Carry the reflection on time as a gift and the difference between chronos and kairos forward, beginning right after its final sentence.

Text block:
[Begin]

My wife, Ginny, and I are expecting our first child in October. One of the graces afforded to parents is time. It takes nine months for a child to develop, so we have been given time in the present to live into this future reality. We are shopping for cribs and envisioning nursery colors. There are baby showers in the works and church members lining up to baby-sit. We have been given time for dreaming, laughing, planning, and playing. Time is a gift.
A member of our community recently adopted two little children. She and her husband had waited for years. They had wondered if the time would ever come. One afternoon, she received a call from the adoption agency and in less than four hours there was a six-month-old and a two-year-old in their home. These children are gifts. These new parents are living into this reality with very little preparation and planning. Yet they trust that the time is right.
In the Greek New Testament, there are two kinds of time. Chronos time is most familiar to us; it refers to the way in which we mark our days, seasons, and years. Kairos time, however, is anything but predictable; it is God’s time. It has to do with the immortal and eternal One who breaks into our fragile and finite existence. Jesus began his ministry by announcing that the “time (kairos) has been fulfilled” and the reign of God has come near (Mark 1:15). Chronos time marked the days of Jesus’ ministry, the progression from his baptism to the temptation in the wilderness and all the way to the cross. Kairos time had to do with good news he preached that was available to anyone at any moment.

[End]

Raw records:
[Begin]

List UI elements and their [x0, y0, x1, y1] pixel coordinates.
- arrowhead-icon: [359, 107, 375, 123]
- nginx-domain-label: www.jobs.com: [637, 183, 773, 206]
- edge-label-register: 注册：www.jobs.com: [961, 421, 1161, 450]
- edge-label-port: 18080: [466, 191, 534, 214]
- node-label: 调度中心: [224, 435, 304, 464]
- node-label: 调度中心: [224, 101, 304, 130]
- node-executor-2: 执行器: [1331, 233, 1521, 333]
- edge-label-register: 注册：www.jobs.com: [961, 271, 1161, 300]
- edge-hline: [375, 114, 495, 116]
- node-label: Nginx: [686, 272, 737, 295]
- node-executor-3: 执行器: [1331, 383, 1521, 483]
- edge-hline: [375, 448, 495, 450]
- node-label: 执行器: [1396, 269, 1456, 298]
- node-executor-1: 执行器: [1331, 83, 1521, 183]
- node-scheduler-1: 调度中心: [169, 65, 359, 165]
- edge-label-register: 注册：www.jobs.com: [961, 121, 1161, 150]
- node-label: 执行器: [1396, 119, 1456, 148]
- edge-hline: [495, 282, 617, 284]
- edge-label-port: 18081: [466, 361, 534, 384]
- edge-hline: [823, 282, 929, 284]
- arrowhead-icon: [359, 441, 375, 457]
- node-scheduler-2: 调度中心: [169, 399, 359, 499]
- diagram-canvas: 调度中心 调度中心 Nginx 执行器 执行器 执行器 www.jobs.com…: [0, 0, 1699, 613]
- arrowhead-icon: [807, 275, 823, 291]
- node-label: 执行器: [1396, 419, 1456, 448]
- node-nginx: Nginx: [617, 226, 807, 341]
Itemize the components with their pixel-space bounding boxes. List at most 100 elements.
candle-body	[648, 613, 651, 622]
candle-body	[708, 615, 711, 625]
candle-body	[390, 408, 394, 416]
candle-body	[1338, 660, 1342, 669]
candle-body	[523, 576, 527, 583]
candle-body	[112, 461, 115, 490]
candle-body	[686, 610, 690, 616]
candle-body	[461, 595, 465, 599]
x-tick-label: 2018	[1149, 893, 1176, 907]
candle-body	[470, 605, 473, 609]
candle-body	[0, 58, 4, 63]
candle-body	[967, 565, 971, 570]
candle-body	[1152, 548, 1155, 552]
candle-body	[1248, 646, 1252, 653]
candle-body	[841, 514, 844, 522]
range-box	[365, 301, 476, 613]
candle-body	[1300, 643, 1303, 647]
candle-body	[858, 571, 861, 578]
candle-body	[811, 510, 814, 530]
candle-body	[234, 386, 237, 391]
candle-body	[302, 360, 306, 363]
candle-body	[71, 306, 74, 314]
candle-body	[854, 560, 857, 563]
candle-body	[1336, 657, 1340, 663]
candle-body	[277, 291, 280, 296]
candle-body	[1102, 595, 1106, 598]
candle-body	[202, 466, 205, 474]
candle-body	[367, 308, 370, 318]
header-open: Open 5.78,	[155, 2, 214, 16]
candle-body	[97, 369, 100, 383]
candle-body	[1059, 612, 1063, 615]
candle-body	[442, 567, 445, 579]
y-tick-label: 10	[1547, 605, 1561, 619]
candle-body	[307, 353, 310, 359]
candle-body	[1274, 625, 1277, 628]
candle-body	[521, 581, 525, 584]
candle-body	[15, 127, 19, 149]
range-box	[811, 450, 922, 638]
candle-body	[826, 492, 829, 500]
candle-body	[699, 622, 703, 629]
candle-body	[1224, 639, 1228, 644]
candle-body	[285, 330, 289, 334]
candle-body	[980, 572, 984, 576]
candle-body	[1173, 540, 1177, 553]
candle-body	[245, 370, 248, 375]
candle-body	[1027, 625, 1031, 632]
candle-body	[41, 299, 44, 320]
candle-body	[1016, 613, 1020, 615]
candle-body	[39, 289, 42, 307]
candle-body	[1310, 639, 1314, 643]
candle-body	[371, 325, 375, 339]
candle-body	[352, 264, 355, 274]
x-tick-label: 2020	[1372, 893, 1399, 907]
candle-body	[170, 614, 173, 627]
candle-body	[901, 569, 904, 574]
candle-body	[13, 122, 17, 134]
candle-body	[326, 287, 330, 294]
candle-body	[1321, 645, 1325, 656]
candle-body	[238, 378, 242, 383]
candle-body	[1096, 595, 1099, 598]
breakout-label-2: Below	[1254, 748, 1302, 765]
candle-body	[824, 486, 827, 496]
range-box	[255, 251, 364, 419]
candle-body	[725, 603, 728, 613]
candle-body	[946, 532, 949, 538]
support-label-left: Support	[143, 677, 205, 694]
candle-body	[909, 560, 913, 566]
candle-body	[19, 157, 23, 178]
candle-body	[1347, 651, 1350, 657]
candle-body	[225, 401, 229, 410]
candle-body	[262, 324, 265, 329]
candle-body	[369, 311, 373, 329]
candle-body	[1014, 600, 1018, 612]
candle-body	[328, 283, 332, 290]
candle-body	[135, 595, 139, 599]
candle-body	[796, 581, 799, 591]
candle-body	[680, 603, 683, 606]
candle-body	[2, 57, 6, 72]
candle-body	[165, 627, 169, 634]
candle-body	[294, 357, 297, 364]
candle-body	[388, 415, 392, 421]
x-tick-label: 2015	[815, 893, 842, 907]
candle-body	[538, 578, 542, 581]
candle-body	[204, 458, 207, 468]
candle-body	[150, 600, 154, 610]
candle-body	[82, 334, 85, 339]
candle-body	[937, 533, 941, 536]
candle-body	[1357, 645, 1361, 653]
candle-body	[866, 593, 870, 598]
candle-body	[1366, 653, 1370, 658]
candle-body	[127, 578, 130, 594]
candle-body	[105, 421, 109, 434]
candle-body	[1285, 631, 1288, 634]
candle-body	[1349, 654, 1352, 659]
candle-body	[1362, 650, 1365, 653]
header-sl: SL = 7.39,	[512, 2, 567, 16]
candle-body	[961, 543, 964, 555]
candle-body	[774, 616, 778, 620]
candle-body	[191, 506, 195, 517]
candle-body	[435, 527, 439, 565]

[End]

Answer to the task:
Here is another way to think of the difference. Chronos time measures the nine months of pregnancy or the application process for adoption. Kairos time measures your unblinking gaze into your child’s eyes. In those eyes, the whole world seems absolutely still and yet also enormously infinite.
Time, Albert Einstein reminds us, is a human construction. It represents our perspective as a tiny planet of rock and gas, which is hurling through an expanding universe. His theory of special relativity is about chronos because it measures the movement of object in relation to the constant speed of light. Time, then, is predictable and measurable, even adjustable. We manipulate time twice a year when we fall back and spring forward an hour.
Yet Einstein also sensed something more, certainly something more mysterious. He famously said that God does not roll dice. Biblically speaking, he was referring to kairos time. As complicated as the physics of time can be, sometimes we just know that the moment is right. We may not be able to explain it, and we don’t have to. We feel it in our bones.